--- Material for the task ---

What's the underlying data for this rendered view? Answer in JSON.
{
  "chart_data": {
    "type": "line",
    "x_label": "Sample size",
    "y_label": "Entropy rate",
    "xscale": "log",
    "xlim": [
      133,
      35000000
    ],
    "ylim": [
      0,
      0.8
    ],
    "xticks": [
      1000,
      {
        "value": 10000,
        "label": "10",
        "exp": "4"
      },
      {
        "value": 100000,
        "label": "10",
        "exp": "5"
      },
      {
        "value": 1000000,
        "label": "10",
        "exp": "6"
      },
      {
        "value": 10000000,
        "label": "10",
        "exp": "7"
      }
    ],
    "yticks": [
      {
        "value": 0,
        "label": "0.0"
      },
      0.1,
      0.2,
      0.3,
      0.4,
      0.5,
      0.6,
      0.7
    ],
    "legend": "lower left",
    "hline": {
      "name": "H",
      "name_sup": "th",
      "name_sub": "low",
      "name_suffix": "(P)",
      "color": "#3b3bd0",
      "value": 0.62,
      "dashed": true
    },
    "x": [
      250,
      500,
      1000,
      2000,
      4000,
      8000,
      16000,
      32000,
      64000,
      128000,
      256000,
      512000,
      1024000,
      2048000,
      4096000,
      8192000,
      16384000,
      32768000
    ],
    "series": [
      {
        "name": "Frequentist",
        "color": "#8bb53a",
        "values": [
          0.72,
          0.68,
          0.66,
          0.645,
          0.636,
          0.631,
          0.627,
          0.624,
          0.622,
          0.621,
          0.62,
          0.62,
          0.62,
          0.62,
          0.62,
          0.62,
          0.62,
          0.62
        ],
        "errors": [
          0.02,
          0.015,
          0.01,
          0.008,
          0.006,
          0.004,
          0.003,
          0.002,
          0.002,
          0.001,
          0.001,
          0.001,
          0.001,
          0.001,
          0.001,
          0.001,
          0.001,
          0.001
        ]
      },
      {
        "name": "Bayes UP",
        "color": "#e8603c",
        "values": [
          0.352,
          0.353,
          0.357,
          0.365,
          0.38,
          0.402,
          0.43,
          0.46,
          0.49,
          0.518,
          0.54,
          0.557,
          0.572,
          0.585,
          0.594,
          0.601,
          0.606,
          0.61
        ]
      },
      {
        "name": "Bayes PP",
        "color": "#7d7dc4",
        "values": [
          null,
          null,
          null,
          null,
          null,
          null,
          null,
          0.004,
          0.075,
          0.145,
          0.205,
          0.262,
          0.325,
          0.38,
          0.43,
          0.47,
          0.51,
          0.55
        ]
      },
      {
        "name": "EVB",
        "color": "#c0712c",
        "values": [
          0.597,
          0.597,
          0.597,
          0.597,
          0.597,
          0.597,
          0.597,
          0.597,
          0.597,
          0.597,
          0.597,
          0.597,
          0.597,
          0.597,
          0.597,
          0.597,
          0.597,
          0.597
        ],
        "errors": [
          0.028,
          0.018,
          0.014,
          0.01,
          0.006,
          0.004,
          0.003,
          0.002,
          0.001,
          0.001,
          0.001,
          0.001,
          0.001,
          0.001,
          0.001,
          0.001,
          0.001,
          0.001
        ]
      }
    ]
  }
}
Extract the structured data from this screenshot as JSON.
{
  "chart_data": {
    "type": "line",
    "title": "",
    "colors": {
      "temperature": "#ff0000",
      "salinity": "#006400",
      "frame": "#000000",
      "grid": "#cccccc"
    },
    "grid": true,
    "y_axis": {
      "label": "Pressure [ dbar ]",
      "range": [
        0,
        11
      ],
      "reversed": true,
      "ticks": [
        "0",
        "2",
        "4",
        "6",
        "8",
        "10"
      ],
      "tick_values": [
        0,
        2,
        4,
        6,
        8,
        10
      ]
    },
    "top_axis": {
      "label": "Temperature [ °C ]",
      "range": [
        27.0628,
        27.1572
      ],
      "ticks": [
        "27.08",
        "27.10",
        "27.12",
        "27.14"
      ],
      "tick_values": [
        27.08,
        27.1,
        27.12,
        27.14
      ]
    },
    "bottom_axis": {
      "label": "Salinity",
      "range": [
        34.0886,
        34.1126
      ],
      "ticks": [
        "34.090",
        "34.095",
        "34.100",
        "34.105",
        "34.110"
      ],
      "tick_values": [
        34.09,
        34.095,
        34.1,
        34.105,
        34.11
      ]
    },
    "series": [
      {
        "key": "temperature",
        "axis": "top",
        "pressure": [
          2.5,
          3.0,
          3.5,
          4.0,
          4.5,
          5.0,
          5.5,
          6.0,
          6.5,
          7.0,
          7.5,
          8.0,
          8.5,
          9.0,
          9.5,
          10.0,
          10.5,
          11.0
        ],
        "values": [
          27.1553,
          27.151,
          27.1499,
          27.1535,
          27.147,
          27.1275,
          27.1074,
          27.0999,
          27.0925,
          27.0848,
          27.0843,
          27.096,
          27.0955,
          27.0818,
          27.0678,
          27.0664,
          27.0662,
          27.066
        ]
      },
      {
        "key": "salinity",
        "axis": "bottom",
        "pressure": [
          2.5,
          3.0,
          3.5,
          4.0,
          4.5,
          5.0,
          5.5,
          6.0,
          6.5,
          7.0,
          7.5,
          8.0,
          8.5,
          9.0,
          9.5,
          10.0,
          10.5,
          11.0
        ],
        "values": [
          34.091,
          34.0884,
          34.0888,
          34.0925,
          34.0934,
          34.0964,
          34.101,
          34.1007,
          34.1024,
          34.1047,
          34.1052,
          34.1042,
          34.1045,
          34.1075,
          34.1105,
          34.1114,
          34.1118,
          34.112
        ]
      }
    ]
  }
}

--- Objective ---
Would you copy out each line exactly as written?

--- Right answer ---
What's the underlying data for this rendered view? Answer in JSON.
{
  "chart_data": {
    "type": "line",
    "x_label": "Sample size",
    "y_label": "Entropy rate",
    "xscale": "log",
    "xlim": [
      133,
      35000000
    ],
    "ylim": [
      0,
      0.8
    ],
    "xticks": [
      1000,
      {
        "value": 10000,
        "label": "10",
        "exp": "4"
      },
      {
        "value": 100000,
        "label": "10",
        "exp": "5"
      },
      {
        "value": 1000000,
        "label": "10",
        "exp": "6"
      },
      {
        "value": 10000000,
        "label": "10",
        "exp": "7"
      }
    ],
    "yticks": [
      {
        "value": 0,
        "label": "0.0"
      },
      0.1,
      0.2,
      0.3,
      0.4,
      0.5,
      0.6,
      0.7
    ],
    "legend": "lower left",
    "hline": {
      "name": "H",
      "name_sup": "th",
      "name_sub": "low",
      "name_suffix": "(P)",
      "color": "#3b3bd0",
      "value": 0.62,
      "dashed": true
    },
    "x": [
      250,
      500,
      1000,
      2000,
      4000,
      8000,
      16000,
      32000,
      64000,
      128000,
      256000,
      512000,
      1024000,
      2048000,
      4096000,
      8192000,
      16384000,
      32768000
    ],
    "series": [
      {
        "name": "Frequentist",
        "color": "#8bb53a",
        "values": [
          0.72,
          0.68,
          0.66,
          0.645,
          0.636,
          0.631,
          0.627,
          0.624,
          0.622,
          0.621,
          0.62,
          0.62,
          0.62,
          0.62,
          0.62,
          0.62,
          0.62,
          0.62
        ],
        "errors": [
          0.02,
          0.015,
          0.01,
          0.008,
          0.006,
          0.004,
          0.003,
          0.002,
          0.002,
          0.001,
          0.001,
          0.001,
          0.001,
          0.001,
          0.001,
          0.001,
          0.001,
          0.001
        ]
      },
      {
        "name": "Bayes UP",
        "color": "#e8603c",
        "values": [
          0.352,
          0.353,
          0.357,
          0.365,
          0.38,
          0.402,
          0.43,
          0.46,
          0.49,
          0.518,
          0.54,
          0.557,
          0.572,
          0.585,
          0.594,
          0.601,
          0.606,
          0.61
        ]
      },
      {
        "name": "Bayes PP",
        "color": "#7d7dc4",
        "values": [
          null,
          null,
          null,
          null,
          null,
          null,
          null,
          0.004,
          0.075,
          0.145,
          0.205,
          0.262,
          0.325,
          0.38,
          0.43,
          0.47,
          0.51,
          0.55
        ]
      },
      {
        "name": "EVB",
        "color": "#c0712c",
        "values": [
          0.597,
          0.597,
          0.597,
          0.597,
          0.597,
          0.597,
          0.597,
          0.597,
          0.597,
          0.597,
          0.597,
          0.597,
          0.597,
          0.597,
          0.597,
          0.597,
          0.597,
          0.597
        ],
        "errors": [
          0.028,
          0.018,
          0.014,
          0.01,
          0.006,
          0.004,
          0.003,
          0.002,
          0.001,
          0.001,
          0.001,
          0.001,
          0.001,
          0.001,
          0.001,
          0.001,
          0.001,
          0.001
        ]
      }
    ]
  }
}
Extract the structured data from this screenshot as JSON.
{
  "chart_data": {
    "type": "line",
    "title": "",
    "colors": {
      "temperature": "#ff0000",
      "salinity": "#006400",
      "frame": "#000000",
      "grid": "#cccccc"
    },
    "grid": true,
    "y_axis": {
      "label": "Pressure [ dbar ]",
      "range": [
        0,
        11
      ],
      "reversed": true,
      "ticks": [
        "0",
        "2",
        "4",
        "6",
        "8",
        "10"
      ],
      "tick_values": [
        0,
        2,
        4,
        6,
        8,
        10
      ]
    },
    "top_axis": {
      "label": "Temperature [ °C ]",
      "range": [
        27.0628,
        27.1572
      ],
      "ticks": [
        "27.08",
        "27.10",
        "27.12",
        "27.14"
      ],
      "tick_values": [
        27.08,
        27.1,
        27.12,
        27.14
      ]
    },
    "bottom_axis": {
      "label": "Salinity",
      "range": [
        34.0886,
        34.1126
      ],
      "ticks": [
        "34.090",
        "34.095",
        "34.100",
        "34.105",
        "34.110"
      ],
      "tick_values": [
        34.09,
        34.095,
        34.1,
        34.105,
        34.11
      ]
    },
    "series": [
      {
        "key": "temperature",
        "axis": "top",
        "pressure": [
          2.5,
          3.0,
          3.5,
          4.0,
          4.5,
          5.0,
          5.5,
          6.0,
          6.5,
          7.0,
          7.5,
          8.0,
          8.5,
          9.0,
          9.5,
          10.0,
          10.5,
          11.0
        ],
        "values": [
          27.1553,
          27.151,
          27.1499,
          27.1535,
          27.147,
          27.1275,
          27.1074,
          27.0999,
          27.0925,
          27.0848,
          27.0843,
          27.096,
          27.0955,
          27.0818,
          27.0678,
          27.0664,
          27.0662,
          27.066
        ]
      },
      {
        "key": "salinity",
        "axis": "bottom",
        "pressure": [
          2.5,
          3.0,
          3.5,
          4.0,
          4.5,
          5.0,
          5.5,
          6.0,
          6.5,
          7.0,
          7.5,
          8.0,
          8.5,
          9.0,
          9.5,
          10.0,
          10.5,
          11.0
        ],
        "values": [
          34.091,
          34.0884,
          34.0888,
          34.0925,
          34.0934,
          34.0964,
          34.101,
          34.1007,
          34.1024,
          34.1047,
          34.1052,
          34.1042,
          34.1045,
          34.1075,
          34.1105,
          34.1114,
          34.1118,
          34.112
        ]
      }
    ]
  }
}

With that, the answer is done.